** begin **

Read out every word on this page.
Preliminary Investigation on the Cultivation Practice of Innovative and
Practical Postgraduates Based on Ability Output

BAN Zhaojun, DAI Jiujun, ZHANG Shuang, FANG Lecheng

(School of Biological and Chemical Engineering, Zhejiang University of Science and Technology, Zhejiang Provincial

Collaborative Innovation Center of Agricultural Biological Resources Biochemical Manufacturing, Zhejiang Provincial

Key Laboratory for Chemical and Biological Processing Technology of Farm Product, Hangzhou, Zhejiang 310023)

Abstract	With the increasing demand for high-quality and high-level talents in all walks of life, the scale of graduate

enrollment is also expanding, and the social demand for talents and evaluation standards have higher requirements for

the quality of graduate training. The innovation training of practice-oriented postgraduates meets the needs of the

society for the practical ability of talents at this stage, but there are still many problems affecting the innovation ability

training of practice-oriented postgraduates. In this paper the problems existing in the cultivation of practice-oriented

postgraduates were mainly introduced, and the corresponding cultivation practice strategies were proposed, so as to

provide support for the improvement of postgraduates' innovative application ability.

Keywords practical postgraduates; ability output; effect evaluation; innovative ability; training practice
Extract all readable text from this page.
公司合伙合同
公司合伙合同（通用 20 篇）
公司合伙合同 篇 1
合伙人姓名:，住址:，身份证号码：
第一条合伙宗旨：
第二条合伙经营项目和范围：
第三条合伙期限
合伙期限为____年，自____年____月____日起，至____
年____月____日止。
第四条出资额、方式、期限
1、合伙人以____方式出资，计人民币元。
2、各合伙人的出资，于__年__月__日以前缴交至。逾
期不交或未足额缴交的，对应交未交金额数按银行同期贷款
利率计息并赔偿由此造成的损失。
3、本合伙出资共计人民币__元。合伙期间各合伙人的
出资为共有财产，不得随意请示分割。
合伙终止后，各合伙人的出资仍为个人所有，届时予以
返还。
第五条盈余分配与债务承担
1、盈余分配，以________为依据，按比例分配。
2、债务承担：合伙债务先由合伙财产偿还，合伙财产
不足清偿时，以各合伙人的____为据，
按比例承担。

** end **

Task to carry out: Working from the entries above, return all lines that contain "this".

Expected answer:
Read out every word on this page.
society for the practical ability of talents at this stage, but there are still many problems affecting the innovation ability
training of practice-oriented postgraduates. In this paper the problems existing in the cultivation of practice-oriented
Extract all readable text from this page.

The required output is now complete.